[Collected data entries]
-=-=-

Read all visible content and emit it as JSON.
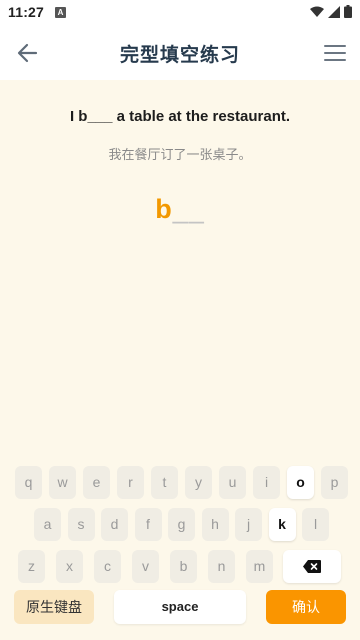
{
  "status": {
    "time": "11:27",
    "notif_icon": "a-app-icon"
  },
  "header": {
    "title": "完型填空练习"
  },
  "question": {
    "sentence": "I b___ a table at the restaurant.",
    "translation": "我在餐厅订了一张桌子。",
    "answer_typed": "b",
    "answer_blank": "__"
  },
  "keyboard": {
    "row1": [
      "q",
      "w",
      "e",
      "r",
      "t",
      "y",
      "u",
      "i",
      "o",
      "p"
    ],
    "row2": [
      "a",
      "s",
      "d",
      "f",
      "g",
      "h",
      "j",
      "k",
      "l"
    ],
    "row3": [
      "z",
      "x",
      "c",
      "v",
      "b",
      "n",
      "m"
    ],
    "highlighted": [
      "o",
      "k"
    ],
    "native_label": "原生键盘",
    "space_label": "space",
    "confirm_label": "确认"
  },
  "colors": {
    "accent": "#fa9500",
    "answer": "#f29800",
    "title": "#263a4d"
  }
}
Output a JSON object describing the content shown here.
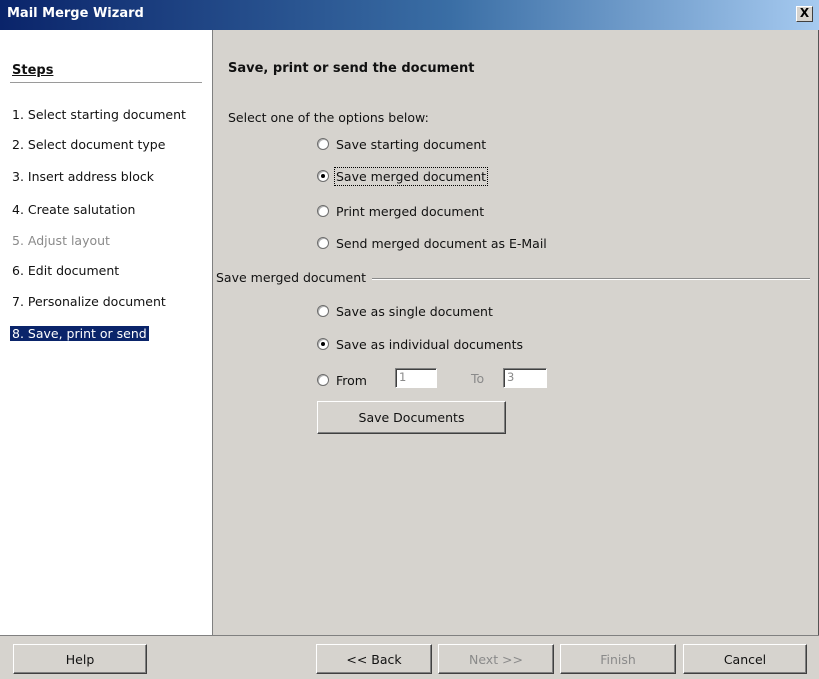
{
  "window": {
    "title": "Mail Merge Wizard",
    "close_glyph": "X"
  },
  "steps": {
    "heading": "Steps",
    "items": [
      {
        "label": "1. Select starting document",
        "state": "normal"
      },
      {
        "label": "2. Select document type",
        "state": "normal"
      },
      {
        "label": "3. Insert address block",
        "state": "normal"
      },
      {
        "label": "4. Create salutation",
        "state": "normal"
      },
      {
        "label": "5. Adjust layout",
        "state": "disabled"
      },
      {
        "label": "6. Edit document",
        "state": "normal"
      },
      {
        "label": "7. Personalize document",
        "state": "normal"
      },
      {
        "label": "8. Save, print or send",
        "state": "active"
      }
    ]
  },
  "page": {
    "heading": "Save, print or send the document",
    "intro": "Select one of the options below:",
    "options": [
      {
        "label": "Save starting document",
        "checked": false
      },
      {
        "label": "Save merged document",
        "checked": true
      },
      {
        "label": "Print merged document",
        "checked": false
      },
      {
        "label": "Send merged document as E-Mail",
        "checked": false
      }
    ],
    "group_label": "Save merged document",
    "save_options": [
      {
        "label": "Save as single document",
        "checked": false
      },
      {
        "label": "Save as individual documents",
        "checked": true
      }
    ],
    "range": {
      "from_label": "From",
      "from_value": "1",
      "to_label": "To",
      "to_value": "3"
    },
    "save_button": "Save Documents"
  },
  "footer": {
    "help": "Help",
    "back": "<< Back",
    "next": "Next >>",
    "finish": "Finish",
    "cancel": "Cancel"
  },
  "colors": {
    "title_bar_start": "#0a246a",
    "selection": "#0a246a",
    "dialog_bg": "#d6d3ce"
  }
}
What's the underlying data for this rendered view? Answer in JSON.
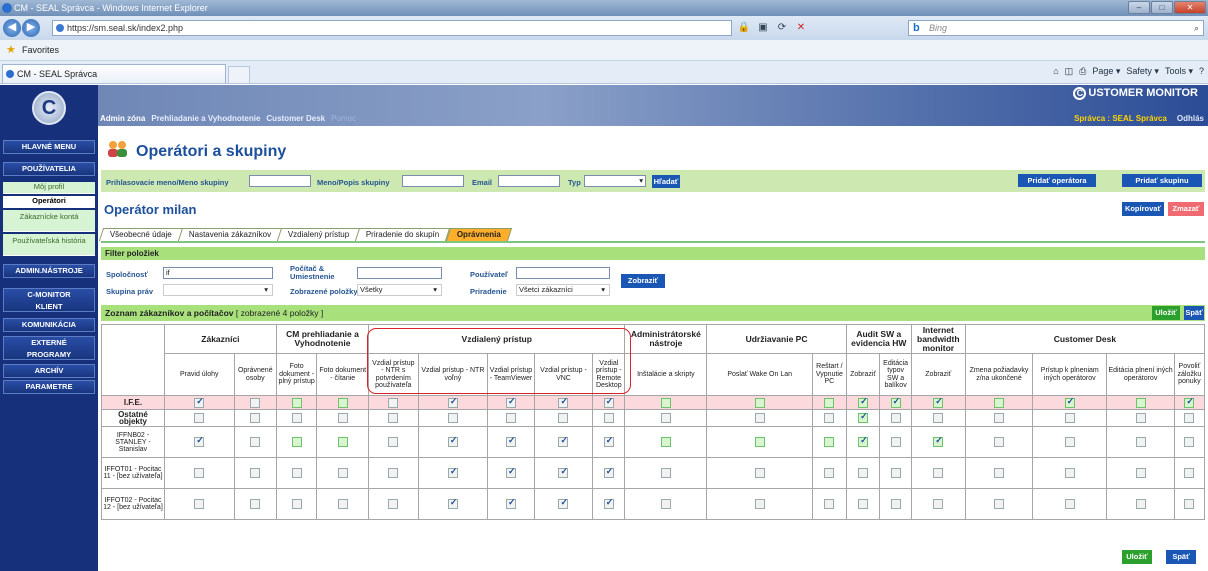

-=-=-

Do this:
Leave the pictures out, and print every line of the listing exactly as written.

Written response:
Read all visible content and emit it as JSON.
{
  "status": {
    "time": "11:27",
    "notif_icon": "a-app-icon"
  },
  "header": {
    "title": "完型填空练习"
  },
  "question": {
    "sentence": "I b___ a table at the restaurant.",
    "translation": "我在餐厅订了一张桌子。",
    "answer_typed": "b",
    "answer_blank": "__"
  },
  "keyboard": {
    "row1": [
      "q",
      "w",
      "e",
      "r",
      "t",
      "y",
      "u",
      "i",
      "o",
      "p"
    ],
    "row2": [
      "a",
      "s",
      "d",
      "f",
      "g",
      "h",
      "j",
      "k",
      "l"
    ],
    "row3": [
      "z",
      "x",
      "c",
      "v",
      "b",
      "n",
      "m"
    ],
    "highlighted": [
      "o",
      "k"
    ],
    "native_label": "原生键盘",
    "space_label": "space",
    "confirm_label": "确认"
  },
  "colors": {
    "accent": "#fa9500",
    "answer": "#f29800",
    "title": "#263a4d"
  }
}
Output a JSON object describing the content shown here.
{
  "window": {
    "title": "Mail Merge Wizard",
    "close_glyph": "X"
  },
  "steps": {
    "heading": "Steps",
    "items": [
      {
        "label": "1. Select starting document",
        "state": "normal"
      },
      {
        "label": "2. Select document type",
        "state": "normal"
      },
      {
        "label": "3. Insert address block",
        "state": "normal"
      },
      {
        "label": "4. Create salutation",
        "state": "normal"
      },
      {
        "label": "5. Adjust layout",
        "state": "disabled"
      },
      {
        "label": "6. Edit document",
        "state": "normal"
      },
      {
        "label": "7. Personalize document",
        "state": "normal"
      },
      {
        "label": "8. Save, print or send",
        "state": "active"
      }
    ]
  },
  "page": {
    "heading": "Save, print or send the document",
    "intro": "Select one of the options below:",
    "options": [
      {
        "label": "Save starting document",
        "checked": false
      },
      {
        "label": "Save merged document",
        "checked": true
      },
      {
        "label": "Print merged document",
        "checked": false
      },
      {
        "label": "Send merged document as E-Mail",
        "checked": false
      }
    ],
    "group_label": "Save merged document",
    "save_options": [
      {
        "label": "Save as single document",
        "checked": false
      },
      {
        "label": "Save as individual documents",
        "checked": true
      }
    ],
    "range": {
      "from_label": "From",
      "from_value": "1",
      "to_label": "To",
      "to_value": "3"
    },
    "save_button": "Save Documents"
  },
  "footer": {
    "help": "Help",
    "back": "<< Back",
    "next": "Next >>",
    "finish": "Finish",
    "cancel": "Cancel"
  },
  "colors": {
    "title_bar_start": "#0a246a",
    "selection": "#0a246a",
    "dialog_bg": "#d6d3ce"
  }
}
What's the underlying data for this rendered view? Answer in JSON.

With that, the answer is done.